== Available records
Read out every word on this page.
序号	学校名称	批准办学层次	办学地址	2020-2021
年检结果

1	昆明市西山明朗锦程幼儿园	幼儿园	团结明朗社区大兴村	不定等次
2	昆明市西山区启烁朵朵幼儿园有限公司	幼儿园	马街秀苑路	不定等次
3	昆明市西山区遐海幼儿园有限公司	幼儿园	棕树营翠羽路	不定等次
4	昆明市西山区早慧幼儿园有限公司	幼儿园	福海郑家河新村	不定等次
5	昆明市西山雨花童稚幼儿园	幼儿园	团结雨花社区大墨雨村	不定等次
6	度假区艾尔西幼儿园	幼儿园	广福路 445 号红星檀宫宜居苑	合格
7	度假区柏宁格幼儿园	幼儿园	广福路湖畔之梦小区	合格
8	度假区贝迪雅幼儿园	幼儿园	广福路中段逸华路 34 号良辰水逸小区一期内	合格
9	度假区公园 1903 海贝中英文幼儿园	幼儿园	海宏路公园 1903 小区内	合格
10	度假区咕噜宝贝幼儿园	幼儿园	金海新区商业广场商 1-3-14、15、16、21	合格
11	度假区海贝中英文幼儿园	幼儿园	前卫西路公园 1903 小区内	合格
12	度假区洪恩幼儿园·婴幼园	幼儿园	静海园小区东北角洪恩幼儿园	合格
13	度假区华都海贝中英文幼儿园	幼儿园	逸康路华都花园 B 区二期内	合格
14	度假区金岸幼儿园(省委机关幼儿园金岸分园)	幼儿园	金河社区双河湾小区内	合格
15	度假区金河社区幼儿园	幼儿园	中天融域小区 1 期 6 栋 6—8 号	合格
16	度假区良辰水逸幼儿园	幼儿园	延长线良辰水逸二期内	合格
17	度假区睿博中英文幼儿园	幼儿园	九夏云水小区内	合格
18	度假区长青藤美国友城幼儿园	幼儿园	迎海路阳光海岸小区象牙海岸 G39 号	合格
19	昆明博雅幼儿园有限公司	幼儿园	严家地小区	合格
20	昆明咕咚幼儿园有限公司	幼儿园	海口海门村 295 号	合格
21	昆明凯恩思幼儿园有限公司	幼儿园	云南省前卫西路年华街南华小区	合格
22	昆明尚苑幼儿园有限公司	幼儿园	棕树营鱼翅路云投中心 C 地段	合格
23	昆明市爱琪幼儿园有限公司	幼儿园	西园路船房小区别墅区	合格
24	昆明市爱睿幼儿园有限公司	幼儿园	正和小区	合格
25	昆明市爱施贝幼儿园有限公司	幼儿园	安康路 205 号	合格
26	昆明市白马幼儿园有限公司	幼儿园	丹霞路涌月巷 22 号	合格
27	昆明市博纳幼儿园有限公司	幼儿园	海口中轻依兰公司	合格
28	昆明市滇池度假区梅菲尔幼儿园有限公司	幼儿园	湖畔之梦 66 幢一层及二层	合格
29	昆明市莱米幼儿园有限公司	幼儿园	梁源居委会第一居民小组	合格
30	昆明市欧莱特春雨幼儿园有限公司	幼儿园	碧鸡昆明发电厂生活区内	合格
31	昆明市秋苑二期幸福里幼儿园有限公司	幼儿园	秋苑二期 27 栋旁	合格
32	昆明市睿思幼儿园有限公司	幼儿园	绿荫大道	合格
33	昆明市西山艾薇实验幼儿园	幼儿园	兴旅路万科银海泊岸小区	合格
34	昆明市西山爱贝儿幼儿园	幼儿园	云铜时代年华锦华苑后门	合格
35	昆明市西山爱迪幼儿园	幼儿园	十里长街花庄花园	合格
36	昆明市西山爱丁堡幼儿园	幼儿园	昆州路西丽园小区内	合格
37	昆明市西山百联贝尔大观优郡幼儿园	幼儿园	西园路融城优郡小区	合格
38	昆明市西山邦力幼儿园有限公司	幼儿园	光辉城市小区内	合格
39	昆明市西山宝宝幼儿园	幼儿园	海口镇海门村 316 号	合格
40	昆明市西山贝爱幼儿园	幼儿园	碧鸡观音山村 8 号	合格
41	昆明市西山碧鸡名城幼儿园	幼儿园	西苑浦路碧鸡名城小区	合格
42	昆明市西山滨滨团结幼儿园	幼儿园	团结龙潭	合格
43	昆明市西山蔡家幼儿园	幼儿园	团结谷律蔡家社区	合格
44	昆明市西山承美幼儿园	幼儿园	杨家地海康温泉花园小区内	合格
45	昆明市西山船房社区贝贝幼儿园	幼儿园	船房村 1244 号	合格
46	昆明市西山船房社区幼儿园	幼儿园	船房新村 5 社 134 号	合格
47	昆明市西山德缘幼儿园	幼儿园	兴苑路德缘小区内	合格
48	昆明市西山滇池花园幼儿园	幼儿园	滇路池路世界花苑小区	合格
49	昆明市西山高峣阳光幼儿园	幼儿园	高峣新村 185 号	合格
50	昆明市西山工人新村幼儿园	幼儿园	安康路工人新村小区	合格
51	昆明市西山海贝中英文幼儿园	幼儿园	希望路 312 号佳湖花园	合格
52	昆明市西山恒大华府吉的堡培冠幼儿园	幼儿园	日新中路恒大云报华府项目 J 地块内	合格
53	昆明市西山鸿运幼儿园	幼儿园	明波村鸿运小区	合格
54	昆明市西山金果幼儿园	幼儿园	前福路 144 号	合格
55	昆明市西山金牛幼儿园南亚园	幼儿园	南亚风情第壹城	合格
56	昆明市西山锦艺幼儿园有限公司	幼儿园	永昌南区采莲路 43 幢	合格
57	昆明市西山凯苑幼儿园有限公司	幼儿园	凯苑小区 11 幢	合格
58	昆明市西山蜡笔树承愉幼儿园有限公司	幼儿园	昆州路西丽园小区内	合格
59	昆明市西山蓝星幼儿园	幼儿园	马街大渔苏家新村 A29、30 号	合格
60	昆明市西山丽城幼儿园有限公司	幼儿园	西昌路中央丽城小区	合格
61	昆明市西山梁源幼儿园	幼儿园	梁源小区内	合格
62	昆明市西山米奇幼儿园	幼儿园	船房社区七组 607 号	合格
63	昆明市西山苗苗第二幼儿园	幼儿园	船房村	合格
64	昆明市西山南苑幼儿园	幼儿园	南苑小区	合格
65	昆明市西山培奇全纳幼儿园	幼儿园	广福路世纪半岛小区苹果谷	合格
====
Problem => Send back each record exactly as it stands.

Reply =>
Read out every word on this page.
序号	学校名称	批准办学层次	办学地址	2020-2021
年检结果

1	昆明市西山明朗锦程幼儿园	幼儿园	团结明朗社区大兴村	不定等次
2	昆明市西山区启烁朵朵幼儿园有限公司	幼儿园	马街秀苑路	不定等次
3	昆明市西山区遐海幼儿园有限公司	幼儿园	棕树营翠羽路	不定等次
4	昆明市西山区早慧幼儿园有限公司	幼儿园	福海郑家河新村	不定等次
5	昆明市西山雨花童稚幼儿园	幼儿园	团结雨花社区大墨雨村	不定等次
6	度假区艾尔西幼儿园	幼儿园	广福路 445 号红星檀宫宜居苑	合格
7	度假区柏宁格幼儿园	幼儿园	广福路湖畔之梦小区	合格
8	度假区贝迪雅幼儿园	幼儿园	广福路中段逸华路 34 号良辰水逸小区一期内	合格
9	度假区公园 1903 海贝中英文幼儿园	幼儿园	海宏路公园 1903 小区内	合格
10	度假区咕噜宝贝幼儿园	幼儿园	金海新区商业广场商 1-3-14、15、16、21	合格
11	度假区海贝中英文幼儿园	幼儿园	前卫西路公园 1903 小区内	合格
12	度假区洪恩幼儿园·婴幼园	幼儿园	静海园小区东北角洪恩幼儿园	合格
13	度假区华都海贝中英文幼儿园	幼儿园	逸康路华都花园 B 区二期内	合格
14	度假区金岸幼儿园(省委机关幼儿园金岸分园)	幼儿园	金河社区双河湾小区内	合格
15	度假区金河社区幼儿园	幼儿园	中天融域小区 1 期 6 栋 6—8 号	合格
16	度假区良辰水逸幼儿园	幼儿园	延长线良辰水逸二期内	合格
17	度假区睿博中英文幼儿园	幼儿园	九夏云水小区内	合格
18	度假区长青藤美国友城幼儿园	幼儿园	迎海路阳光海岸小区象牙海岸 G39 号	合格
19	昆明博雅幼儿园有限公司	幼儿园	严家地小区	合格
20	昆明咕咚幼儿园有限公司	幼儿园	海口海门村 295 号	合格
21	昆明凯恩思幼儿园有限公司	幼儿园	云南省前卫西路年华街南华小区	合格
22	昆明尚苑幼儿园有限公司	幼儿园	棕树营鱼翅路云投中心 C 地段	合格
23	昆明市爱琪幼儿园有限公司	幼儿园	西园路船房小区别墅区	合格
24	昆明市爱睿幼儿园有限公司	幼儿园	正和小区	合格
25	昆明市爱施贝幼儿园有限公司	幼儿园	安康路 205 号	合格
26	昆明市白马幼儿园有限公司	幼儿园	丹霞路涌月巷 22 号	合格
27	昆明市博纳幼儿园有限公司	幼儿园	海口中轻依兰公司	合格
28	昆明市滇池度假区梅菲尔幼儿园有限公司	幼儿园	湖畔之梦 66 幢一层及二层	合格
29	昆明市莱米幼儿园有限公司	幼儿园	梁源居委会第一居民小组	合格
30	昆明市欧莱特春雨幼儿园有限公司	幼儿园	碧鸡昆明发电厂生活区内	合格
31	昆明市秋苑二期幸福里幼儿园有限公司	幼儿园	秋苑二期 27 栋旁	合格
32	昆明市睿思幼儿园有限公司	幼儿园	绿荫大道	合格
33	昆明市西山艾薇实验幼儿园	幼儿园	兴旅路万科银海泊岸小区	合格
34	昆明市西山爱贝儿幼儿园	幼儿园	云铜时代年华锦华苑后门	合格
35	昆明市西山爱迪幼儿园	幼儿园	十里长街花庄花园	合格
36	昆明市西山爱丁堡幼儿园	幼儿园	昆州路西丽园小区内	合格
37	昆明市西山百联贝尔大观优郡幼儿园	幼儿园	西园路融城优郡小区	合格
38	昆明市西山邦力幼儿园有限公司	幼儿园	光辉城市小区内	合格
39	昆明市西山宝宝幼儿园	幼儿园	海口镇海门村 316 号	合格
40	昆明市西山贝爱幼儿园	幼儿园	碧鸡观音山村 8 号	合格
41	昆明市西山碧鸡名城幼儿园	幼儿园	西苑浦路碧鸡名城小区	合格
42	昆明市西山滨滨团结幼儿园	幼儿园	团结龙潭	合格
43	昆明市西山蔡家幼儿园	幼儿园	团结谷律蔡家社区	合格
44	昆明市西山承美幼儿园	幼儿园	杨家地海康温泉花园小区内	合格
45	昆明市西山船房社区贝贝幼儿园	幼儿园	船房村 1244 号	合格
46	昆明市西山船房社区幼儿园	幼儿园	船房新村 5 社 134 号	合格
47	昆明市西山德缘幼儿园	幼儿园	兴苑路德缘小区内	合格
48	昆明市西山滇池花园幼儿园	幼儿园	滇路池路世界花苑小区	合格
49	昆明市西山高峣阳光幼儿园	幼儿园	高峣新村 185 号	合格
50	昆明市西山工人新村幼儿园	幼儿园	安康路工人新村小区	合格
51	昆明市西山海贝中英文幼儿园	幼儿园	希望路 312 号佳湖花园	合格
52	昆明市西山恒大华府吉的堡培冠幼儿园	幼儿园	日新中路恒大云报华府项目 J 地块内	合格
53	昆明市西山鸿运幼儿园	幼儿园	明波村鸿运小区	合格
54	昆明市西山金果幼儿园	幼儿园	前福路 144 号	合格
55	昆明市西山金牛幼儿园南亚园	幼儿园	南亚风情第壹城	合格
56	昆明市西山锦艺幼儿园有限公司	幼儿园	永昌南区采莲路 43 幢	合格
57	昆明市西山凯苑幼儿园有限公司	幼儿园	凯苑小区 11 幢	合格
58	昆明市西山蜡笔树承愉幼儿园有限公司	幼儿园	昆州路西丽园小区内	合格
59	昆明市西山蓝星幼儿园	幼儿园	马街大渔苏家新村 A29、30 号	合格
60	昆明市西山丽城幼儿园有限公司	幼儿园	西昌路中央丽城小区	合格
61	昆明市西山梁源幼儿园	幼儿园	梁源小区内	合格
62	昆明市西山米奇幼儿园	幼儿园	船房社区七组 607 号	合格
63	昆明市西山苗苗第二幼儿园	幼儿园	船房村	合格
64	昆明市西山南苑幼儿园	幼儿园	南苑小区	合格
65	昆明市西山培奇全纳幼儿园	幼儿园	广福路世纪半岛小区苹果谷	合格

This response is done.